### Directions for this task
Output each of the entries below verbatim, with every line unchanged and in its original order.

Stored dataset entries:
##########
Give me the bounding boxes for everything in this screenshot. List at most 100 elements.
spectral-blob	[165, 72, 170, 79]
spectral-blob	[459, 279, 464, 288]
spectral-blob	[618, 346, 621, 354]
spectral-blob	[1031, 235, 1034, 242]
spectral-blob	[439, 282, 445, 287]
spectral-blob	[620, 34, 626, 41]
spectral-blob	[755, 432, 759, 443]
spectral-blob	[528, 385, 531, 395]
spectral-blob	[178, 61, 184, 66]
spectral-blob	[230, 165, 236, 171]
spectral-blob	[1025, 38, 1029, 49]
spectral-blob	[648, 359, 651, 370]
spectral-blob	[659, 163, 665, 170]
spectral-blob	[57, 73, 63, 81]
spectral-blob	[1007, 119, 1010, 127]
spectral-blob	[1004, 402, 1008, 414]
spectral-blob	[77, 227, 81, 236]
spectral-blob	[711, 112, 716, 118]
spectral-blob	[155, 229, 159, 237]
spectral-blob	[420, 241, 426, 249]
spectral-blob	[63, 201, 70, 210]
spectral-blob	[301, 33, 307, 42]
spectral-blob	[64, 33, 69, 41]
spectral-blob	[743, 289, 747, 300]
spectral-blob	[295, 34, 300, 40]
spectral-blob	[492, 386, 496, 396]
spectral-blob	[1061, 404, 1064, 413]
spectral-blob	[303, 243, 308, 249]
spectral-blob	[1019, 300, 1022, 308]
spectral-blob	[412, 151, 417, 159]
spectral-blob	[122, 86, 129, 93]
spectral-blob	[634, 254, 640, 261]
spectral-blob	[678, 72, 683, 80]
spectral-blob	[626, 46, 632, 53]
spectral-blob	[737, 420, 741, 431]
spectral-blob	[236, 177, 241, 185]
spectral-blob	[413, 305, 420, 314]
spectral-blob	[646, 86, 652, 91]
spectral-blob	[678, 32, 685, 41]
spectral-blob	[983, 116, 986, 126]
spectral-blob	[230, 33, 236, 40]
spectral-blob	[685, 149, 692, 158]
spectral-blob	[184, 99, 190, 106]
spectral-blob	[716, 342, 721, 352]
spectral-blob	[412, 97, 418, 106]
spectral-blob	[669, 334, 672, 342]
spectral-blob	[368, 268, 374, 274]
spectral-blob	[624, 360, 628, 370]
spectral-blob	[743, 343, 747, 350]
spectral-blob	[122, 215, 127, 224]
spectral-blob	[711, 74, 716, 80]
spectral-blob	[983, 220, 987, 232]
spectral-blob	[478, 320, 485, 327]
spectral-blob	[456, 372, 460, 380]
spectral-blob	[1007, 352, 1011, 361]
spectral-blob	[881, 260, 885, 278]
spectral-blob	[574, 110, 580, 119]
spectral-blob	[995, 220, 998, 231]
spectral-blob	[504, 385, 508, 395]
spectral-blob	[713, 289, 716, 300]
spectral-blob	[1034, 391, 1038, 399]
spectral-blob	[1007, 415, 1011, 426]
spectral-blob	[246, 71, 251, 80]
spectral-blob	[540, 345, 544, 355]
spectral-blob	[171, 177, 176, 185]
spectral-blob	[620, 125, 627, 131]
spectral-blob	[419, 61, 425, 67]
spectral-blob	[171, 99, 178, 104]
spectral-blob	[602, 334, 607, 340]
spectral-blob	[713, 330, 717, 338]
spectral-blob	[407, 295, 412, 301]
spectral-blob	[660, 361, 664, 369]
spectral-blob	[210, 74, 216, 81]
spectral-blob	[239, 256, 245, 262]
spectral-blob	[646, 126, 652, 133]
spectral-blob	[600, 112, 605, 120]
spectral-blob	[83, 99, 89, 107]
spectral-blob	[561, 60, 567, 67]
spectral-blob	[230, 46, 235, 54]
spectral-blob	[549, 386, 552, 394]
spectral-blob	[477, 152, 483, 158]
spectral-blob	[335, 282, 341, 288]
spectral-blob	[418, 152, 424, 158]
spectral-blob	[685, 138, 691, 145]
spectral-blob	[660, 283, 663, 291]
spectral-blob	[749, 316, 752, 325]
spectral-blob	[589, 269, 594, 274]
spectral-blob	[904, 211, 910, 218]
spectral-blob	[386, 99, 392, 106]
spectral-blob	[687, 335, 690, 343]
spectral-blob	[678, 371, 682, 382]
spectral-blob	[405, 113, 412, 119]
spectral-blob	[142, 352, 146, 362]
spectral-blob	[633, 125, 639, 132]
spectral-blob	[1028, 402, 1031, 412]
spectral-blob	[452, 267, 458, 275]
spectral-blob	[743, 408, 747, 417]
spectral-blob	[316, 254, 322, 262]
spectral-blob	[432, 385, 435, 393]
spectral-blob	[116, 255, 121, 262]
##########
### The output
Give me the bounding boxes for everything in this screenshot. List at most 100 elements.
spectral-blob	[165, 72, 170, 79]
spectral-blob	[459, 279, 464, 288]
spectral-blob	[618, 346, 621, 354]
spectral-blob	[1031, 235, 1034, 242]
spectral-blob	[439, 282, 445, 287]
spectral-blob	[620, 34, 626, 41]
spectral-blob	[755, 432, 759, 443]
spectral-blob	[528, 385, 531, 395]
spectral-blob	[178, 61, 184, 66]
spectral-blob	[230, 165, 236, 171]
spectral-blob	[1025, 38, 1029, 49]
spectral-blob	[648, 359, 651, 370]
spectral-blob	[659, 163, 665, 170]
spectral-blob	[57, 73, 63, 81]
spectral-blob	[1007, 119, 1010, 127]
spectral-blob	[1004, 402, 1008, 414]
spectral-blob	[77, 227, 81, 236]
spectral-blob	[711, 112, 716, 118]
spectral-blob	[155, 229, 159, 237]
spectral-blob	[420, 241, 426, 249]
spectral-blob	[63, 201, 70, 210]
spectral-blob	[301, 33, 307, 42]
spectral-blob	[64, 33, 69, 41]
spectral-blob	[743, 289, 747, 300]
spectral-blob	[295, 34, 300, 40]
spectral-blob	[492, 386, 496, 396]
spectral-blob	[1061, 404, 1064, 413]
spectral-blob	[303, 243, 308, 249]
spectral-blob	[1019, 300, 1022, 308]
spectral-blob	[412, 151, 417, 159]
spectral-blob	[122, 86, 129, 93]
spectral-blob	[634, 254, 640, 261]
spectral-blob	[678, 72, 683, 80]
spectral-blob	[626, 46, 632, 53]
spectral-blob	[737, 420, 741, 431]
spectral-blob	[236, 177, 241, 185]
spectral-blob	[413, 305, 420, 314]
spectral-blob	[646, 86, 652, 91]
spectral-blob	[678, 32, 685, 41]
spectral-blob	[983, 116, 986, 126]
spectral-blob	[230, 33, 236, 40]
spectral-blob	[685, 149, 692, 158]
spectral-blob	[184, 99, 190, 106]
spectral-blob	[716, 342, 721, 352]
spectral-blob	[412, 97, 418, 106]
spectral-blob	[669, 334, 672, 342]
spectral-blob	[368, 268, 374, 274]
spectral-blob	[624, 360, 628, 370]
spectral-blob	[743, 343, 747, 350]
spectral-blob	[122, 215, 127, 224]
spectral-blob	[711, 74, 716, 80]
spectral-blob	[983, 220, 987, 232]
spectral-blob	[478, 320, 485, 327]
spectral-blob	[456, 372, 460, 380]
spectral-blob	[1007, 352, 1011, 361]
spectral-blob	[881, 260, 885, 278]
spectral-blob	[574, 110, 580, 119]
spectral-blob	[995, 220, 998, 231]
spectral-blob	[504, 385, 508, 395]
spectral-blob	[713, 289, 716, 300]
spectral-blob	[1034, 391, 1038, 399]
spectral-blob	[1007, 415, 1011, 426]
spectral-blob	[246, 71, 251, 80]
spectral-blob	[540, 345, 544, 355]
spectral-blob	[171, 177, 176, 185]
spectral-blob	[620, 125, 627, 131]
spectral-blob	[419, 61, 425, 67]
spectral-blob	[171, 99, 178, 104]
spectral-blob	[602, 334, 607, 340]
spectral-blob	[713, 330, 717, 338]
spectral-blob	[407, 295, 412, 301]
spectral-blob	[660, 361, 664, 369]
spectral-blob	[210, 74, 216, 81]
spectral-blob	[239, 256, 245, 262]
spectral-blob	[646, 126, 652, 133]
spectral-blob	[600, 112, 605, 120]
spectral-blob	[83, 99, 89, 107]
spectral-blob	[561, 60, 567, 67]
spectral-blob	[230, 46, 235, 54]
spectral-blob	[549, 386, 552, 394]
spectral-blob	[477, 152, 483, 158]
spectral-blob	[335, 282, 341, 288]
spectral-blob	[418, 152, 424, 158]
spectral-blob	[685, 138, 691, 145]
spectral-blob	[660, 283, 663, 291]
spectral-blob	[749, 316, 752, 325]
spectral-blob	[589, 269, 594, 274]
spectral-blob	[904, 211, 910, 218]
spectral-blob	[386, 99, 392, 106]
spectral-blob	[687, 335, 690, 343]
spectral-blob	[678, 371, 682, 382]
spectral-blob	[405, 113, 412, 119]
spectral-blob	[142, 352, 146, 362]
spectral-blob	[633, 125, 639, 132]
spectral-blob	[1028, 402, 1031, 412]
spectral-blob	[452, 267, 458, 275]
spectral-blob	[743, 408, 747, 417]
spectral-blob	[316, 254, 322, 262]
spectral-blob	[432, 385, 435, 393]
spectral-blob	[116, 255, 121, 262]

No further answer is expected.